_PROBLEM REQUIREMENTS:_
Without the images, print all the entries below exactly as given.

_MATERIAL FOR THIS TASK:_
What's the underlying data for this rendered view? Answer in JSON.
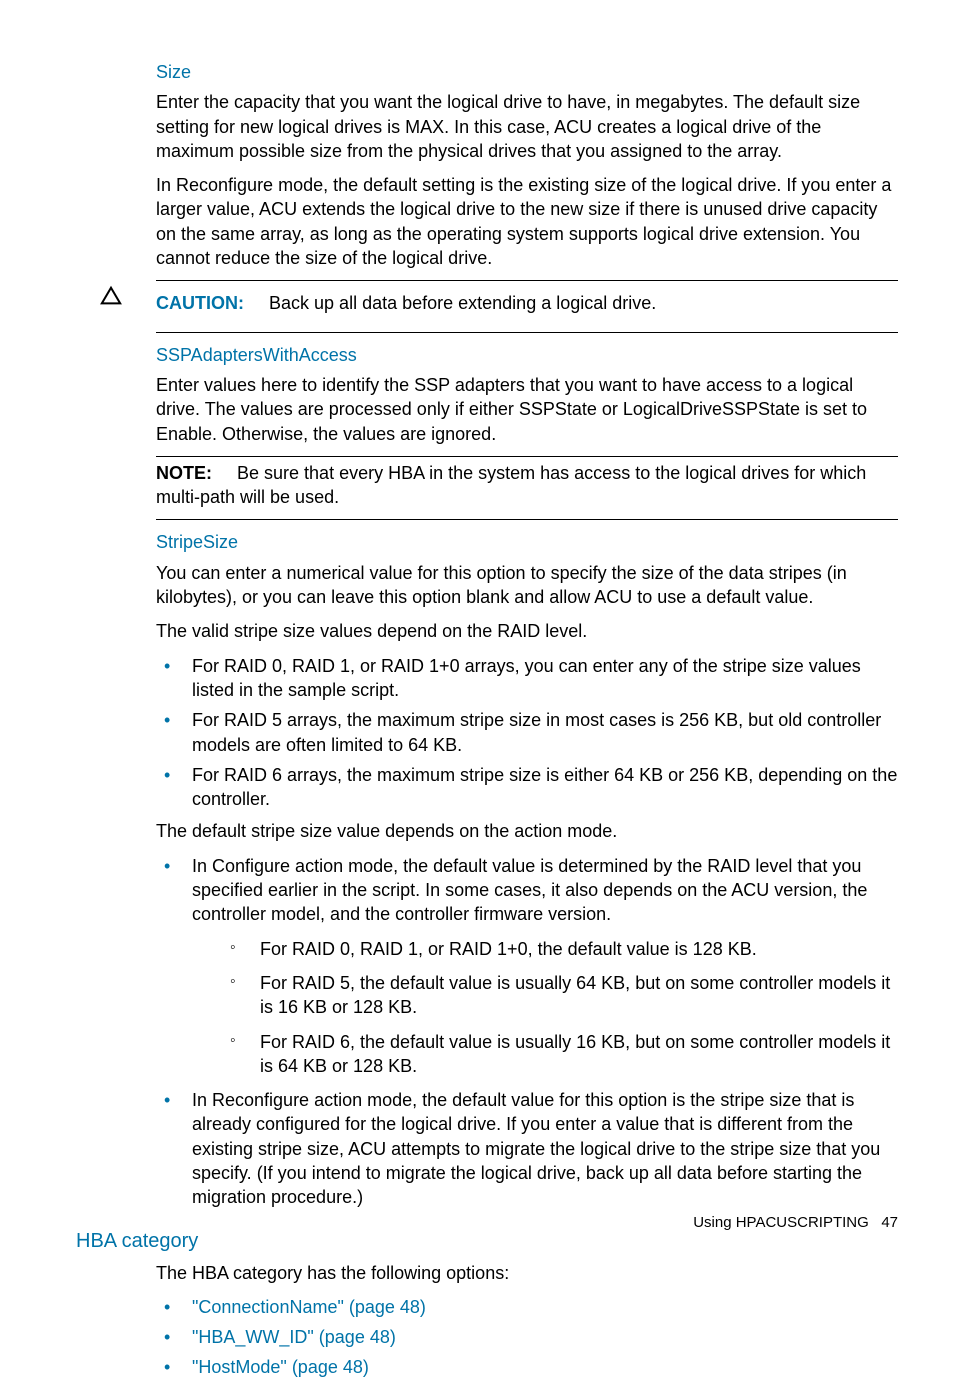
{
  "size": {
    "heading": "Size",
    "p1": "Enter the capacity that you want the logical drive to have, in megabytes. The default size setting for new logical drives is MAX. In this case, ACU creates a logical drive of the maximum possible size from the physical drives that you assigned to the array.",
    "p2": "In Reconfigure mode, the default setting is the existing size of the logical drive. If you enter a larger value, ACU extends the logical drive to the new size if there is unused drive capacity on the same array, as long as the operating system supports logical drive extension. You cannot reduce the size of the logical drive."
  },
  "caution": {
    "label": "CAUTION:",
    "text": "Back up all data before extending a logical drive."
  },
  "ssp": {
    "heading": "SSPAdaptersWithAccess",
    "p1": "Enter values here to identify the SSP adapters that you want to have access to a logical drive. The values are processed only if either SSPState or LogicalDriveSSPState is set to Enable. Otherwise, the values are ignored."
  },
  "note": {
    "label": "NOTE:",
    "text": "Be sure that every HBA in the system has access to the logical drives for which multi-path will be used."
  },
  "stripe": {
    "heading": "StripeSize",
    "p1": "You can enter a numerical value for this option to specify the size of the data stripes (in kilobytes), or you can leave this option blank and allow ACU to use a default value.",
    "p2": "The valid stripe size values depend on the RAID level.",
    "bullets1": [
      "For RAID 0, RAID 1, or RAID 1+0 arrays, you can enter any of the stripe size values listed in the sample script.",
      "For RAID 5 arrays, the maximum stripe size in most cases is 256 KB, but old controller models are often limited to 64 KB.",
      "For RAID 6 arrays, the maximum stripe size is either 64 KB or 256 KB, depending on the controller."
    ],
    "p3": "The default stripe size value depends on the action mode.",
    "configure_intro": "In Configure action mode, the default value is determined by the RAID level that you specified earlier in the script. In some cases, it also depends on the ACU version, the controller model, and the controller firmware version.",
    "configure_sub": [
      "For RAID 0, RAID 1, or RAID 1+0, the default value is 128 KB.",
      "For RAID 5, the default value is usually 64 KB, but on some controller models it is 16 KB or 128 KB.",
      "For RAID 6, the default value is usually 16 KB, but on some controller models it is 64 KB or 128 KB."
    ],
    "reconfigure": "In Reconfigure action mode, the default value for this option is the stripe size that is already configured for the logical drive. If you enter a value that is different from the existing stripe size, ACU attempts to migrate the logical drive to the stripe size that you specify. (If you intend to migrate the logical drive, back up all data before starting the migration procedure.)"
  },
  "hba": {
    "heading": "HBA category",
    "intro": "The HBA category has the following options:",
    "links": [
      "\"ConnectionName\" (page 48)",
      "\"HBA_WW_ID\" (page 48)",
      "\"HostMode\" (page 48)"
    ]
  },
  "footer": {
    "text": "Using HPACUSCRIPTING",
    "page": "47"
  }
}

_WORKED SOLUTION:_
What's the underlying data for this rendered view? Answer in JSON.
{
  "size": {
    "heading": "Size",
    "p1": "Enter the capacity that you want the logical drive to have, in megabytes. The default size setting for new logical drives is MAX. In this case, ACU creates a logical drive of the maximum possible size from the physical drives that you assigned to the array.",
    "p2": "In Reconfigure mode, the default setting is the existing size of the logical drive. If you enter a larger value, ACU extends the logical drive to the new size if there is unused drive capacity on the same array, as long as the operating system supports logical drive extension. You cannot reduce the size of the logical drive."
  },
  "caution": {
    "label": "CAUTION:",
    "text": "Back up all data before extending a logical drive."
  },
  "ssp": {
    "heading": "SSPAdaptersWithAccess",
    "p1": "Enter values here to identify the SSP adapters that you want to have access to a logical drive. The values are processed only if either SSPState or LogicalDriveSSPState is set to Enable. Otherwise, the values are ignored."
  },
  "note": {
    "label": "NOTE:",
    "text": "Be sure that every HBA in the system has access to the logical drives for which multi-path will be used."
  },
  "stripe": {
    "heading": "StripeSize",
    "p1": "You can enter a numerical value for this option to specify the size of the data stripes (in kilobytes), or you can leave this option blank and allow ACU to use a default value.",
    "p2": "The valid stripe size values depend on the RAID level.",
    "bullets1": [
      "For RAID 0, RAID 1, or RAID 1+0 arrays, you can enter any of the stripe size values listed in the sample script.",
      "For RAID 5 arrays, the maximum stripe size in most cases is 256 KB, but old controller models are often limited to 64 KB.",
      "For RAID 6 arrays, the maximum stripe size is either 64 KB or 256 KB, depending on the controller."
    ],
    "p3": "The default stripe size value depends on the action mode.",
    "configure_intro": "In Configure action mode, the default value is determined by the RAID level that you specified earlier in the script. In some cases, it also depends on the ACU version, the controller model, and the controller firmware version.",
    "configure_sub": [
      "For RAID 0, RAID 1, or RAID 1+0, the default value is 128 KB.",
      "For RAID 5, the default value is usually 64 KB, but on some controller models it is 16 KB or 128 KB.",
      "For RAID 6, the default value is usually 16 KB, but on some controller models it is 64 KB or 128 KB."
    ],
    "reconfigure": "In Reconfigure action mode, the default value for this option is the stripe size that is already configured for the logical drive. If you enter a value that is different from the existing stripe size, ACU attempts to migrate the logical drive to the stripe size that you specify. (If you intend to migrate the logical drive, back up all data before starting the migration procedure.)"
  },
  "hba": {
    "heading": "HBA category",
    "intro": "The HBA category has the following options:",
    "links": [
      "\"ConnectionName\" (page 48)",
      "\"HBA_WW_ID\" (page 48)",
      "\"HostMode\" (page 48)"
    ]
  },
  "footer": {
    "text": "Using HPACUSCRIPTING",
    "page": "47"
  }
}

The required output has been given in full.